--- BEGIN Material shown ---

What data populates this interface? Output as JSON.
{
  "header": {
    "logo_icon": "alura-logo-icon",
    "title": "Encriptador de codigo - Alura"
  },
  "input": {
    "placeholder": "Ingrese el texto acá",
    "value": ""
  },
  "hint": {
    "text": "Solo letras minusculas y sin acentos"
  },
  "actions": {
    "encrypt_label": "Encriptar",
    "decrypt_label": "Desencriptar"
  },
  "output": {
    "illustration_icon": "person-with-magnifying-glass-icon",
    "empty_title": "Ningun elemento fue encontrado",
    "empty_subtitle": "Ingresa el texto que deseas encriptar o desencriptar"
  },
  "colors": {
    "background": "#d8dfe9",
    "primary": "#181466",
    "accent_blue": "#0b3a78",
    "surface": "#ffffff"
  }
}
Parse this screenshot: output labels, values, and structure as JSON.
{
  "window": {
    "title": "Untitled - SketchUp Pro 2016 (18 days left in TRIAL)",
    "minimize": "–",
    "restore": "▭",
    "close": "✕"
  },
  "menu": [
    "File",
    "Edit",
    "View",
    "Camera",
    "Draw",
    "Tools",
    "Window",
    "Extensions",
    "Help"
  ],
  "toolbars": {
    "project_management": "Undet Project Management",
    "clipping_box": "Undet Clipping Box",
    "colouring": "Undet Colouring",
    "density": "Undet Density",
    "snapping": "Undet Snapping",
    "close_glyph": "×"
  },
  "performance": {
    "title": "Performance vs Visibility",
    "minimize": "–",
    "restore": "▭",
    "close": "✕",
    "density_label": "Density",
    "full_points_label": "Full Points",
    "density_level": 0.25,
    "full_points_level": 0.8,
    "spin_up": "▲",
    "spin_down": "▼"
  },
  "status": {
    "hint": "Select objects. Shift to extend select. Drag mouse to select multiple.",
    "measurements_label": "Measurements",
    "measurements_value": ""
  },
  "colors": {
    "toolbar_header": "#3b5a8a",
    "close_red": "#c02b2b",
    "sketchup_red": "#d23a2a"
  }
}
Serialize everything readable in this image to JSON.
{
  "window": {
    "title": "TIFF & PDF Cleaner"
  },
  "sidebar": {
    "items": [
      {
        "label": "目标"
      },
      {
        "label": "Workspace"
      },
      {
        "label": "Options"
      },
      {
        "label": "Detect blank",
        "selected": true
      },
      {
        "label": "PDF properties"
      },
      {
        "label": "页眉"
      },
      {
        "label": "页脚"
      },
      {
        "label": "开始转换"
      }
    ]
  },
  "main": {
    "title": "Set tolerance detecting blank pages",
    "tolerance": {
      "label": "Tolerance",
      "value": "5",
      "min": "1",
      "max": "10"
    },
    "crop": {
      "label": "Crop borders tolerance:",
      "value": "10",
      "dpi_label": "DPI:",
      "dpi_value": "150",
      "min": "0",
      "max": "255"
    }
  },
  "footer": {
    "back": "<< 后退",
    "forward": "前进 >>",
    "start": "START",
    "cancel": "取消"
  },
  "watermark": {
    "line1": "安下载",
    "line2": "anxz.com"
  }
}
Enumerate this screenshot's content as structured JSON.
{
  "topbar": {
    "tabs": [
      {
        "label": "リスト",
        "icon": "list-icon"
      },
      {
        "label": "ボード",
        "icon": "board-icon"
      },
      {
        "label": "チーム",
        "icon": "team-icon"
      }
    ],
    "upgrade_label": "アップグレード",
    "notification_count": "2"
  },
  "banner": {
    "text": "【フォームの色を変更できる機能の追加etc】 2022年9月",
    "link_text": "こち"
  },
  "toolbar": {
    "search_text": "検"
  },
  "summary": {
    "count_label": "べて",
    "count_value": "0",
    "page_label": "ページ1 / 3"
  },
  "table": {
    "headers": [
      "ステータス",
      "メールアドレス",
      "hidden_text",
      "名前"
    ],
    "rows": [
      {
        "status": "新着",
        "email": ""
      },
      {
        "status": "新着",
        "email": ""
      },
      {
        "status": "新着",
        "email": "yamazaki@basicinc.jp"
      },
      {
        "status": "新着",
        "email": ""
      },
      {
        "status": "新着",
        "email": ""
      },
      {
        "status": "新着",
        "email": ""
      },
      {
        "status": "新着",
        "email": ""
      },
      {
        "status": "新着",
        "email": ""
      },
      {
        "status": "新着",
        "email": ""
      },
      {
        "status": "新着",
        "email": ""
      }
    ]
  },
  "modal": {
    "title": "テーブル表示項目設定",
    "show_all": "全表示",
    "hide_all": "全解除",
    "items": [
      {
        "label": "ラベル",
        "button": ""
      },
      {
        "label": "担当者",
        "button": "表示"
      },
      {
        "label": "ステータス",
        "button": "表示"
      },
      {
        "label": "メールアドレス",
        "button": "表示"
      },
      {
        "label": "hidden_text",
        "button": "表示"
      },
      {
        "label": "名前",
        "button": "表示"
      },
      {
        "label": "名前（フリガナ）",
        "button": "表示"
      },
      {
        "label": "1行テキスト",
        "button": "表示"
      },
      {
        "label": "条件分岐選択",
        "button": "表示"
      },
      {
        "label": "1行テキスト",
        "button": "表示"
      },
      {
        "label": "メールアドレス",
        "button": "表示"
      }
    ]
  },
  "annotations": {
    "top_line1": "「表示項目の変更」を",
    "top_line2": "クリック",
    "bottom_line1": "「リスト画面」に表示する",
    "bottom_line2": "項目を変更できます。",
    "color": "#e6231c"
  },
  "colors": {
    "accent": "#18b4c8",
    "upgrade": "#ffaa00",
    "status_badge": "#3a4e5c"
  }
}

--- END Material shown ---

▶ _What is expected_: Each record must be repeated exactly as it is.

▶ _Response below_:
What data populates this interface? Output as JSON.
{
  "header": {
    "logo_icon": "alura-logo-icon",
    "title": "Encriptador de codigo - Alura"
  },
  "input": {
    "placeholder": "Ingrese el texto acá",
    "value": ""
  },
  "hint": {
    "text": "Solo letras minusculas y sin acentos"
  },
  "actions": {
    "encrypt_label": "Encriptar",
    "decrypt_label": "Desencriptar"
  },
  "output": {
    "illustration_icon": "person-with-magnifying-glass-icon",
    "empty_title": "Ningun elemento fue encontrado",
    "empty_subtitle": "Ingresa el texto que deseas encriptar o desencriptar"
  },
  "colors": {
    "background": "#d8dfe9",
    "primary": "#181466",
    "accent_blue": "#0b3a78",
    "surface": "#ffffff"
  }
}
Parse this screenshot: output labels, values, and structure as JSON.
{
  "window": {
    "title": "Untitled - SketchUp Pro 2016 (18 days left in TRIAL)",
    "minimize": "–",
    "restore": "▭",
    "close": "✕"
  },
  "menu": [
    "File",
    "Edit",
    "View",
    "Camera",
    "Draw",
    "Tools",
    "Window",
    "Extensions",
    "Help"
  ],
  "toolbars": {
    "project_management": "Undet Project Management",
    "clipping_box": "Undet Clipping Box",
    "colouring": "Undet Colouring",
    "density": "Undet Density",
    "snapping": "Undet Snapping",
    "close_glyph": "×"
  },
  "performance": {
    "title": "Performance vs Visibility",
    "minimize": "–",
    "restore": "▭",
    "close": "✕",
    "density_label": "Density",
    "full_points_label": "Full Points",
    "density_level": 0.25,
    "full_points_level": 0.8,
    "spin_up": "▲",
    "spin_down": "▼"
  },
  "status": {
    "hint": "Select objects. Shift to extend select. Drag mouse to select multiple.",
    "measurements_label": "Measurements",
    "measurements_value": ""
  },
  "colors": {
    "toolbar_header": "#3b5a8a",
    "close_red": "#c02b2b",
    "sketchup_red": "#d23a2a"
  }
}
Serialize everything readable in this image to JSON.
{
  "window": {
    "title": "TIFF & PDF Cleaner"
  },
  "sidebar": {
    "items": [
      {
        "label": "目标"
      },
      {
        "label": "Workspace"
      },
      {
        "label": "Options"
      },
      {
        "label": "Detect blank",
        "selected": true
      },
      {
        "label": "PDF properties"
      },
      {
        "label": "页眉"
      },
      {
        "label": "页脚"
      },
      {
        "label": "开始转换"
      }
    ]
  },
  "main": {
    "title": "Set tolerance detecting blank pages",
    "tolerance": {
      "label": "Tolerance",
      "value": "5",
      "min": "1",
      "max": "10"
    },
    "crop": {
      "label": "Crop borders tolerance:",
      "value": "10",
      "dpi_label": "DPI:",
      "dpi_value": "150",
      "min": "0",
      "max": "255"
    }
  },
  "footer": {
    "back": "<< 后退",
    "forward": "前进 >>",
    "start": "START",
    "cancel": "取消"
  },
  "watermark": {
    "line1": "安下载",
    "line2": "anxz.com"
  }
}
Enumerate this screenshot's content as structured JSON.
{
  "topbar": {
    "tabs": [
      {
        "label": "リスト",
        "icon": "list-icon"
      },
      {
        "label": "ボード",
        "icon": "board-icon"
      },
      {
        "label": "チーム",
        "icon": "team-icon"
      }
    ],
    "upgrade_label": "アップグレード",
    "notification_count": "2"
  },
  "banner": {
    "text": "【フォームの色を変更できる機能の追加etc】 2022年9月",
    "link_text": "こち"
  },
  "toolbar": {
    "search_text": "検"
  },
  "summary": {
    "count_label": "べて",
    "count_value": "0",
    "page_label": "ページ1 / 3"
  },
  "table": {
    "headers": [
      "ステータス",
      "メールアドレス",
      "hidden_text",
      "名前"
    ],
    "rows": [
      {
        "status": "新着",
        "email": ""
      },
      {
        "status": "新着",
        "email": ""
      },
      {
        "status": "新着",
        "email": "yamazaki@basicinc.jp"
      },
      {
        "status": "新着",
        "email": ""
      },
      {
        "status": "新着",
        "email": ""
      },
      {
        "status": "新着",
        "email": ""
      },
      {
        "status": "新着",
        "email": ""
      },
      {
        "status": "新着",
        "email": ""
      },
      {
        "status": "新着",
        "email": ""
      },
      {
        "status": "新着",
        "email": ""
      }
    ]
  },
  "modal": {
    "title": "テーブル表示項目設定",
    "show_all": "全表示",
    "hide_all": "全解除",
    "items": [
      {
        "label": "ラベル",
        "button": ""
      },
      {
        "label": "担当者",
        "button": "表示"
      },
      {
        "label": "ステータス",
        "button": "表示"
      },
      {
        "label": "メールアドレス",
        "button": "表示"
      },
      {
        "label": "hidden_text",
        "button": "表示"
      },
      {
        "label": "名前",
        "button": "表示"
      },
      {
        "label": "名前（フリガナ）",
        "button": "表示"
      },
      {
        "label": "1行テキスト",
        "button": "表示"
      },
      {
        "label": "条件分岐選択",
        "button": "表示"
      },
      {
        "label": "1行テキスト",
        "button": "表示"
      },
      {
        "label": "メールアドレス",
        "button": "表示"
      }
    ]
  },
  "annotations": {
    "top_line1": "「表示項目の変更」を",
    "top_line2": "クリック",
    "bottom_line1": "「リスト画面」に表示する",
    "bottom_line2": "項目を変更できます。",
    "color": "#e6231c"
  },
  "colors": {
    "accent": "#18b4c8",
    "upgrade": "#ffaa00",
    "status_badge": "#3a4e5c"
  }
}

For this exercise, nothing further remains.